● **Short problem**: Pick out each line below containing "kind".

[start of Material for this task]

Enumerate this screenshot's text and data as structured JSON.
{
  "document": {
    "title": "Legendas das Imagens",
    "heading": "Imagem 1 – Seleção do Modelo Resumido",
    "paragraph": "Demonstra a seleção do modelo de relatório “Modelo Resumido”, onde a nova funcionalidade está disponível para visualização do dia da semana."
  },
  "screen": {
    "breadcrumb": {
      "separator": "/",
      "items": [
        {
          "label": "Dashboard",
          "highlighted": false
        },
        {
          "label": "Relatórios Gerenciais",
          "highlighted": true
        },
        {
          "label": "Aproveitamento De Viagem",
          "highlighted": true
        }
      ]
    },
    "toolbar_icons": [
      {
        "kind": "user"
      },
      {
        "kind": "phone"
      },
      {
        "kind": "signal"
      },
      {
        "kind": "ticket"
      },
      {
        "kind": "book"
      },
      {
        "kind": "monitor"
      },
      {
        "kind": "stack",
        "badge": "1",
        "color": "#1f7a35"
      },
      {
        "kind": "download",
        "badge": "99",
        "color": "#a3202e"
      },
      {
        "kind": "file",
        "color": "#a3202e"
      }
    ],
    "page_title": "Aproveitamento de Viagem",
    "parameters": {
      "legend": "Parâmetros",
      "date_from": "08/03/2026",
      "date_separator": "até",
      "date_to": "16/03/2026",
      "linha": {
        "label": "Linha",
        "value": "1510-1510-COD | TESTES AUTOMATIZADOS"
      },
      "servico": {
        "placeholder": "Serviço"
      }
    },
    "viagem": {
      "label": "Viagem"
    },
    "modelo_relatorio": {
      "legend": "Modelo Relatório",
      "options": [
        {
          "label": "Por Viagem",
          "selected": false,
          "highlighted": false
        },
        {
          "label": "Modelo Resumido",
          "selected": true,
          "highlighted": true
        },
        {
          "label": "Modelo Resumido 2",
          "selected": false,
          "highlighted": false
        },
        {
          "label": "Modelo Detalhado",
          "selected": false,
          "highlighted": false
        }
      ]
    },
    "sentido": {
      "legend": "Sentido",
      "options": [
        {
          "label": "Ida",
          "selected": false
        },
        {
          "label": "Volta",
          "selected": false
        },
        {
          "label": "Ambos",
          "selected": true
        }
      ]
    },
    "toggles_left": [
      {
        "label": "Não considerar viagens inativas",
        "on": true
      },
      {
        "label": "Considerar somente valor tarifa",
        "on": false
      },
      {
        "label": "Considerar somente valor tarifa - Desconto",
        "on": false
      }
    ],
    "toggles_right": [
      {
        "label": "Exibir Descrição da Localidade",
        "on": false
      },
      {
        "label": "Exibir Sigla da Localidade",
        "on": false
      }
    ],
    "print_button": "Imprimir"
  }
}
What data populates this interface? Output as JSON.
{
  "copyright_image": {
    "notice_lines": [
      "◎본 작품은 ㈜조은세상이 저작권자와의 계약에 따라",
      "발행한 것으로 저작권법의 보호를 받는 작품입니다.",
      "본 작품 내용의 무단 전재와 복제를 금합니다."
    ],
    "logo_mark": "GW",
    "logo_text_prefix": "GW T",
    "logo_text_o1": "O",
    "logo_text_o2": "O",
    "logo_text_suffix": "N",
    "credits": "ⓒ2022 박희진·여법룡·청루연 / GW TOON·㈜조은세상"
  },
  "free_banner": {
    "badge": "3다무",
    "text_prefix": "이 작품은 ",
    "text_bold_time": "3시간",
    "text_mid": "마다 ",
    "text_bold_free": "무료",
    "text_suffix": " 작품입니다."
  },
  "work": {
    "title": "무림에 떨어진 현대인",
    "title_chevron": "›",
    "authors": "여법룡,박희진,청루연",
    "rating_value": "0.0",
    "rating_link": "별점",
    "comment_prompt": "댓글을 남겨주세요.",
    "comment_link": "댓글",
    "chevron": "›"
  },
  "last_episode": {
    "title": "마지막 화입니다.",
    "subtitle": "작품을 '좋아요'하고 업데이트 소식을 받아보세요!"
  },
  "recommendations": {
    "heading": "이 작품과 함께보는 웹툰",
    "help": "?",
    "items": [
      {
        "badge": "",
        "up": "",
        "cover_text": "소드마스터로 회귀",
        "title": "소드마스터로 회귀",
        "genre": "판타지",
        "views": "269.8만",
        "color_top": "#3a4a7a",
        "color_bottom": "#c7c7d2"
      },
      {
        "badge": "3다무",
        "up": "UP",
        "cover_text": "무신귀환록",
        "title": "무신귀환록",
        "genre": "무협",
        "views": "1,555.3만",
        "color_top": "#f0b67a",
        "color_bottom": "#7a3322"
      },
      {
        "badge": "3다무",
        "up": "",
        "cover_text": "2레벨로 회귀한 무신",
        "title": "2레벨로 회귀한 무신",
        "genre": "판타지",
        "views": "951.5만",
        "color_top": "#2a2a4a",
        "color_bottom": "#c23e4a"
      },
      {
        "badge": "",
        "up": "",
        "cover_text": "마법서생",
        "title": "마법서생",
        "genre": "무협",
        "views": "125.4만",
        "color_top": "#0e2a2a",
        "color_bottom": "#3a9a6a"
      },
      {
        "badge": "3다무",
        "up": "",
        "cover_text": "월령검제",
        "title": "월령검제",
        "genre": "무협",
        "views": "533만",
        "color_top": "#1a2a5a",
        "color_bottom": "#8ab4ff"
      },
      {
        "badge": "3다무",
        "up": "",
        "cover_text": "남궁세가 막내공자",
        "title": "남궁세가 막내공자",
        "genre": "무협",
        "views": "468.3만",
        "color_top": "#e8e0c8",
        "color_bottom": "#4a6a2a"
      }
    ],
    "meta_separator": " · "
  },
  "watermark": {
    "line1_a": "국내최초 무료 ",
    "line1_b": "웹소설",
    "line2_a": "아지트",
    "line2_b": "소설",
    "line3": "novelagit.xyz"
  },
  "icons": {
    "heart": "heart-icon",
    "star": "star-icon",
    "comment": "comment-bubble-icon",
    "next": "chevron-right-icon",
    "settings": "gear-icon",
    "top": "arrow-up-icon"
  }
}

[end of Material for this task]

● **Exercise output**:
        "kind": "user"
        "kind": "phone"
        "kind": "signal"
        "kind": "ticket"
        "kind": "book"
        "kind": "monitor"
        "kind": "stack",
        "kind": "download",
        "kind": "file",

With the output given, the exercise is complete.